(Records from a data collection)
★ ★ ★ ★ ★

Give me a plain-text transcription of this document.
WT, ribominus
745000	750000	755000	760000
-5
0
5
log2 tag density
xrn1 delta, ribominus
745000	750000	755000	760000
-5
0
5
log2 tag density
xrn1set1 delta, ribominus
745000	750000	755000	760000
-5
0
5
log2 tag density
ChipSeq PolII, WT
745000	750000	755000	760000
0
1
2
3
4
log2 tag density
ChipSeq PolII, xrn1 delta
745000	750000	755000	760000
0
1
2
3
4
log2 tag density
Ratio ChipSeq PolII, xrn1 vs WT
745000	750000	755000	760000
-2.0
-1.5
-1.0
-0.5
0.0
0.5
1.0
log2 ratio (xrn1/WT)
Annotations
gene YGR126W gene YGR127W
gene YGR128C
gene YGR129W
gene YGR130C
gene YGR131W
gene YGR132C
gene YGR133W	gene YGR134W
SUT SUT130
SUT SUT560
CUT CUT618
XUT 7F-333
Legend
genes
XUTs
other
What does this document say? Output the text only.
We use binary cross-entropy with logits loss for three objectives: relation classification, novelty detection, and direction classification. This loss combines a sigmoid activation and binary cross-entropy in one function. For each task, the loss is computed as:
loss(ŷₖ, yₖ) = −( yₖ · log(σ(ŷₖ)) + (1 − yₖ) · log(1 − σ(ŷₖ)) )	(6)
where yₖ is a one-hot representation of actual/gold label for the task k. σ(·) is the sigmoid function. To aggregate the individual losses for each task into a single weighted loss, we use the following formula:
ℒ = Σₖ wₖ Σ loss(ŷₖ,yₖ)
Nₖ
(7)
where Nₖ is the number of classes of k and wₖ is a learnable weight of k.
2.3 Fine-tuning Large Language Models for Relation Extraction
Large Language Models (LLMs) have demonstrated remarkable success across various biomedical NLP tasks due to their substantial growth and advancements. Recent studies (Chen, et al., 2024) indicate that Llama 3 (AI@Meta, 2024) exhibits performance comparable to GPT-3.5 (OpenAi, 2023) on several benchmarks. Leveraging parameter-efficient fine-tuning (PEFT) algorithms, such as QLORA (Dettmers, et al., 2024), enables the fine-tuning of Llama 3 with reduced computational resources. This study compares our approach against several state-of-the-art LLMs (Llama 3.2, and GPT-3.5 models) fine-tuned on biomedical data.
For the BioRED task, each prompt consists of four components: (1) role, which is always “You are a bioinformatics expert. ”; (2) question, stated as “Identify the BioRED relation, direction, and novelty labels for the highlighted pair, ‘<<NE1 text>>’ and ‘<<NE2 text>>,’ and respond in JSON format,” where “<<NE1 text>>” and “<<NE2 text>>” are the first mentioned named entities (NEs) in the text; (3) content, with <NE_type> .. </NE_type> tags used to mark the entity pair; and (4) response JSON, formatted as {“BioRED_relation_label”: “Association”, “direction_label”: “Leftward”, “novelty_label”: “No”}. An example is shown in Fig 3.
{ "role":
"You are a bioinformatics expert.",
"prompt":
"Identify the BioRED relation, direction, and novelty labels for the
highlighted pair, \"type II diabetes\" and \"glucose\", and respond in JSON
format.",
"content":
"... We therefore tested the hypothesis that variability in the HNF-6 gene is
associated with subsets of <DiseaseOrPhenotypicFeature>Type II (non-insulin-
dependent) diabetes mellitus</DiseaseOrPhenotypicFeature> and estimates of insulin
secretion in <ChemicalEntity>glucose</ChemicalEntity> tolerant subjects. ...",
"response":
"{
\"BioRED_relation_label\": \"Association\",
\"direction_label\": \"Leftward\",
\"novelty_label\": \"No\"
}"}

★ ★ ★ ★ ★

TO DO ->
Your reply should consist of the records, copied exactly.

YOUR RESPONSE ->
Give me a plain-text transcription of this document.
WT, ribominus
745000	750000	755000	760000
-5
0
5
log2 tag density
xrn1 delta, ribominus
745000	750000	755000	760000
-5
0
5
log2 tag density
xrn1set1 delta, ribominus
745000	750000	755000	760000
-5
0
5
log2 tag density
ChipSeq PolII, WT
745000	750000	755000	760000
0
1
2
3
4
log2 tag density
ChipSeq PolII, xrn1 delta
745000	750000	755000	760000
0
1
2
3
4
log2 tag density
Ratio ChipSeq PolII, xrn1 vs WT
745000	750000	755000	760000
-2.0
-1.5
-1.0
-0.5
0.0
0.5
1.0
log2 ratio (xrn1/WT)
Annotations
gene YGR126W gene YGR127W
gene YGR128C
gene YGR129W
gene YGR130C
gene YGR131W
gene YGR132C
gene YGR133W	gene YGR134W
SUT SUT130
SUT SUT560
CUT CUT618
XUT 7F-333
Legend
genes
XUTs
other
What does this document say? Output the text only.
We use binary cross-entropy with logits loss for three objectives: relation classification, novelty detection, and direction classification. This loss combines a sigmoid activation and binary cross-entropy in one function. For each task, the loss is computed as:
loss(ŷₖ, yₖ) = −( yₖ · log(σ(ŷₖ)) + (1 − yₖ) · log(1 − σ(ŷₖ)) )	(6)
where yₖ is a one-hot representation of actual/gold label for the task k. σ(·) is the sigmoid function. To aggregate the individual losses for each task into a single weighted loss, we use the following formula:
ℒ = Σₖ wₖ Σ loss(ŷₖ,yₖ)
Nₖ
(7)
where Nₖ is the number of classes of k and wₖ is a learnable weight of k.
2.3 Fine-tuning Large Language Models for Relation Extraction
Large Language Models (LLMs) have demonstrated remarkable success across various biomedical NLP tasks due to their substantial growth and advancements. Recent studies (Chen, et al., 2024) indicate that Llama 3 (AI@Meta, 2024) exhibits performance comparable to GPT-3.5 (OpenAi, 2023) on several benchmarks. Leveraging parameter-efficient fine-tuning (PEFT) algorithms, such as QLORA (Dettmers, et al., 2024), enables the fine-tuning of Llama 3 with reduced computational resources. This study compares our approach against several state-of-the-art LLMs (Llama 3.2, and GPT-3.5 models) fine-tuned on biomedical data.
For the BioRED task, each prompt consists of four components: (1) role, which is always “You are a bioinformatics expert. ”; (2) question, stated as “Identify the BioRED relation, direction, and novelty labels for the highlighted pair, ‘<<NE1 text>>’ and ‘<<NE2 text>>,’ and respond in JSON format,” where “<<NE1 text>>” and “<<NE2 text>>” are the first mentioned named entities (NEs) in the text; (3) content, with <NE_type> .. </NE_type> tags used to mark the entity pair; and (4) response JSON, formatted as {“BioRED_relation_label”: “Association”, “direction_label”: “Leftward”, “novelty_label”: “No”}. An example is shown in Fig 3.
{ "role":
"You are a bioinformatics expert.",
"prompt":
"Identify the BioRED relation, direction, and novelty labels for the
highlighted pair, \"type II diabetes\" and \"glucose\", and respond in JSON
format.",
"content":
"... We therefore tested the hypothesis that variability in the HNF-6 gene is
associated with subsets of <DiseaseOrPhenotypicFeature>Type II (non-insulin-
dependent) diabetes mellitus</DiseaseOrPhenotypicFeature> and estimates of insulin
secretion in <ChemicalEntity>glucose</ChemicalEntity> tolerant subjects. ...",
"response":
"{
\"BioRED_relation_label\": \"Association\",
\"direction_label\": \"Leftward\",
\"novelty_label\": \"No\"
}"}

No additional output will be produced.